[START OF Quoted passage]

January 27th, 2021 · No Comments

You won’t find true happiness inside a box

By Terri Chu

As we leave behind one of the most collectively awful years in living memory, let’s hope we find some happiness in 2021. During my own, personal review of 2020, one life lost in particular stood out to me. Tony Hsieh’s death hit me in a way celebrity deaths usually don’t. Hsieh was the former CEO of American online shoe giant Zappos, a billionaire. I heard him speak at a conference about a decade ago, and I was so impressed that I stood in line to buy his book and get it signed just so I could ask him one question: What is your plan to lower the environmental impact of your company?

Disappointingly, he gave me a canned response about how important the environment was to Zappos but said nothing of value. I managed to flip through his book, but I can’t say I ever bothered to read it. The title never sat well with me, “Delivering Happiness.” 

I just don’t buy the premise: happiness, delivered in a box? The rush that comes with the delivery of some new good is only followed by boredom and then by the insatiable desire for more “stuff.” What’s the average lag time between the joy brought on by the arrival of a new pair of shoes, and the time those same shoes are lost in the abyss of an evermore overcrowded closet? 

When snippets started to come out about Hsieh’s death, I felt incredible sadness that his own quest for happiness ended the way it did. He seemed like a genuine guy who truly cared about people. I got the impression that he cared about the well-being of those who worked for him and really wanted to make customers happy by delivering it. Hsieh was well respected for building a company that empowered people to “do the right thing.”

[END OF Quoted passage]
[START OF Provided material]

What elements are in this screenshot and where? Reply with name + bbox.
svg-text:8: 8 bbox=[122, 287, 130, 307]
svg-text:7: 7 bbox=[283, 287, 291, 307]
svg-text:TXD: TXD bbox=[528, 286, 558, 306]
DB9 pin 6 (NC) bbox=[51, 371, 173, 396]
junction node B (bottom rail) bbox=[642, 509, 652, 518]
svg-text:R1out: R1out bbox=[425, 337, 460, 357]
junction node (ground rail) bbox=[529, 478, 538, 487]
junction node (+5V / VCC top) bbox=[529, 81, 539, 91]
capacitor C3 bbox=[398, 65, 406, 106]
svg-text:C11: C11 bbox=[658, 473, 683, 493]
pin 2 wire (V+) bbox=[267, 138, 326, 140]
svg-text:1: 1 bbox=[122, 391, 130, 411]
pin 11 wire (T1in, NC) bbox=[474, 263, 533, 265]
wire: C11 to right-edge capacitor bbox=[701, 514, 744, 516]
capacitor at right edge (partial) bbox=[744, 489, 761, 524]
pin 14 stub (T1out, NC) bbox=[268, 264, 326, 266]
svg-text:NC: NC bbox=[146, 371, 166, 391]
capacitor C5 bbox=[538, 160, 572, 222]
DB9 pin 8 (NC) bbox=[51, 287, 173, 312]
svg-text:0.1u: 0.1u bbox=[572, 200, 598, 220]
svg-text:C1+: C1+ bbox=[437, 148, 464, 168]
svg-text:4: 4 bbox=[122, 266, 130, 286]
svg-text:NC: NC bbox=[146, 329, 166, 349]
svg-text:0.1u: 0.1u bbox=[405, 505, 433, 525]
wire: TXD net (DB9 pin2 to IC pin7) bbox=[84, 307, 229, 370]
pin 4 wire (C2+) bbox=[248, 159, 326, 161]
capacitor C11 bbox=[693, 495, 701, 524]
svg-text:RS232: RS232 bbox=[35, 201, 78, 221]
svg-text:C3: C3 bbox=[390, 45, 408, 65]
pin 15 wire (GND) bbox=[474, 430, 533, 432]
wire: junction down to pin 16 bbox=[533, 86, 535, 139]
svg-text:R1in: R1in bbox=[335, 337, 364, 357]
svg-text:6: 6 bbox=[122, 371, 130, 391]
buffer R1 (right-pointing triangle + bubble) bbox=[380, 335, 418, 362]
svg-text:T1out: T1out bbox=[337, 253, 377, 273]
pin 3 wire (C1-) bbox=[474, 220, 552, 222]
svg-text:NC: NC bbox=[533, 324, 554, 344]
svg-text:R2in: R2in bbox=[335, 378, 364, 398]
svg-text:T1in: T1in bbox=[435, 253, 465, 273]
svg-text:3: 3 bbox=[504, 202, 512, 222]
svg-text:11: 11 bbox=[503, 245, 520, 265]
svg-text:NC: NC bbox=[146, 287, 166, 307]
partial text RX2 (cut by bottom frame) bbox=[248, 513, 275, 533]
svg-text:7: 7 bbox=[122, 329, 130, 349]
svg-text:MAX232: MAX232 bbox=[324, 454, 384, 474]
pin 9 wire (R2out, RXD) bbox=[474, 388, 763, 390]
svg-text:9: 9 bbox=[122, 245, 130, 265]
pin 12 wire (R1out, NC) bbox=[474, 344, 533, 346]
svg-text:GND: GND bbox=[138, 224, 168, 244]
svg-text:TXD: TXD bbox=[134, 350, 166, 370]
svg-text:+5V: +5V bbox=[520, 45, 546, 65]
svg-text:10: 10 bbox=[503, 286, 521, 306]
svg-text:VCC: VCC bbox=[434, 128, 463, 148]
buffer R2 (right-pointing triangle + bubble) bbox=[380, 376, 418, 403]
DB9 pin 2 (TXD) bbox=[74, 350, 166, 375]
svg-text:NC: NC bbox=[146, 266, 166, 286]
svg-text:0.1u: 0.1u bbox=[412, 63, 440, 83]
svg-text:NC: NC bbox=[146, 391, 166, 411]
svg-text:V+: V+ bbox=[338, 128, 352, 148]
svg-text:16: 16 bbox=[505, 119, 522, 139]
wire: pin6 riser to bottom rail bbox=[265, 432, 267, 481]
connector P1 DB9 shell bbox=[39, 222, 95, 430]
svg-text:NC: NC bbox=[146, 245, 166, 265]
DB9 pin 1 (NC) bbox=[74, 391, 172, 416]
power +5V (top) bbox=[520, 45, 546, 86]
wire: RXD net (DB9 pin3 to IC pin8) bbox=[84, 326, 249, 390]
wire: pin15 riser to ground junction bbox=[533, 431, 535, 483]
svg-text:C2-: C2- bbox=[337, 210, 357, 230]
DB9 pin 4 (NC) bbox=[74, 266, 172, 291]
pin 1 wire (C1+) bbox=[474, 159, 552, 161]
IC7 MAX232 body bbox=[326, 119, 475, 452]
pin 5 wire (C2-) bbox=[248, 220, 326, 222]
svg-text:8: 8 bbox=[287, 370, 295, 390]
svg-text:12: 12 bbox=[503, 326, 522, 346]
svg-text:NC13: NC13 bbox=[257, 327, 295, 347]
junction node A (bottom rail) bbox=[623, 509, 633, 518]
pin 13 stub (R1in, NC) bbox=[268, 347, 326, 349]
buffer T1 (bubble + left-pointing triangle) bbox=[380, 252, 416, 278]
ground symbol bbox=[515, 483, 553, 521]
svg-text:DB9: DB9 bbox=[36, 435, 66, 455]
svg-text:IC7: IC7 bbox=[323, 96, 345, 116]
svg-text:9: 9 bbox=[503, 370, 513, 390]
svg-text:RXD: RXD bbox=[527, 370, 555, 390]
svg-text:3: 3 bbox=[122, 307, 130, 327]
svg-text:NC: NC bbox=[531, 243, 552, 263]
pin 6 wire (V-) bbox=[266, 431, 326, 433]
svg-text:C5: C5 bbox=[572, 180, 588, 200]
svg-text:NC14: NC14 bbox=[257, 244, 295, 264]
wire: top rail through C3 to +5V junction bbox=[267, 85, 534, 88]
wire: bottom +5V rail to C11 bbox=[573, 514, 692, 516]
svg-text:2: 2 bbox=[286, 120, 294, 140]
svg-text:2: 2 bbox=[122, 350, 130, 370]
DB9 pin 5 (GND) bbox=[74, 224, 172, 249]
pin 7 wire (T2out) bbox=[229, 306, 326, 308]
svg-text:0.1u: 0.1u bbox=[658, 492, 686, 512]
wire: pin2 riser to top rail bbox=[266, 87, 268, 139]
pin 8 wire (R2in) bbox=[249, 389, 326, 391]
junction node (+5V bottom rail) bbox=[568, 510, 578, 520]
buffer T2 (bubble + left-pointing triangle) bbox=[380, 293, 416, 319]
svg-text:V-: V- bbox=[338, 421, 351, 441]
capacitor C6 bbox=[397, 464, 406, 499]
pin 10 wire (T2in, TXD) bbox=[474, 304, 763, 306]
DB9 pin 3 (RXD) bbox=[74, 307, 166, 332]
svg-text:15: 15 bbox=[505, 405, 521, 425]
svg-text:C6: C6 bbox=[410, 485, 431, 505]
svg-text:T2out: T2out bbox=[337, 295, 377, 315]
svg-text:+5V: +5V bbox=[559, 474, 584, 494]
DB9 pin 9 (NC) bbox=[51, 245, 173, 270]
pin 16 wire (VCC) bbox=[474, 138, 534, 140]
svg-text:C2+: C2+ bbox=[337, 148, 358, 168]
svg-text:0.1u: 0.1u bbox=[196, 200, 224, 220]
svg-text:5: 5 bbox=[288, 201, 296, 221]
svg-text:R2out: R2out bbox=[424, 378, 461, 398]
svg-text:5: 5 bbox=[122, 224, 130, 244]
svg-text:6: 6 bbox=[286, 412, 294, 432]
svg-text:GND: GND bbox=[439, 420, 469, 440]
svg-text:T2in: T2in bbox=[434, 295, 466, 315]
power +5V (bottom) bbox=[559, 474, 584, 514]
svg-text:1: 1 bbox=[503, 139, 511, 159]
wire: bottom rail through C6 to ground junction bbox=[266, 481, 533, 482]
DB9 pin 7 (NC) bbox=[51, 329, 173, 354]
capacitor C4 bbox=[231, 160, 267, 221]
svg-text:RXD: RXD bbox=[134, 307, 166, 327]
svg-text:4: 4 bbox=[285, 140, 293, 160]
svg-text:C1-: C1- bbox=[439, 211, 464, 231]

[END OF Provided material]

- Actions to take
a. Extract the passage of the essay on happiness from "By Terri Chu" up to and including "of your company?".
b. In the essay on happiness, what was the title of Tony Hsieh's book?

- Solutions to the problems
a.
By Terri Chu

As we leave behind one of the most collectively awful years in living memory, let’s hope we find some happiness in 2021. During my own, personal review of 2020, one life lost in particular stood out to me. Tony Hsieh’s death hit me in a way celebrity deaths usually don’t. Hsieh was the former CEO of American online shoe giant Zappos, a billionaire. I heard him speak at a conference about a decade ago, and I was so impressed that I stood in line to buy his book and get it signed just so I could ask him one question: What is your plan to lower the environmental impact of your company?

b. "Delivering Happiness"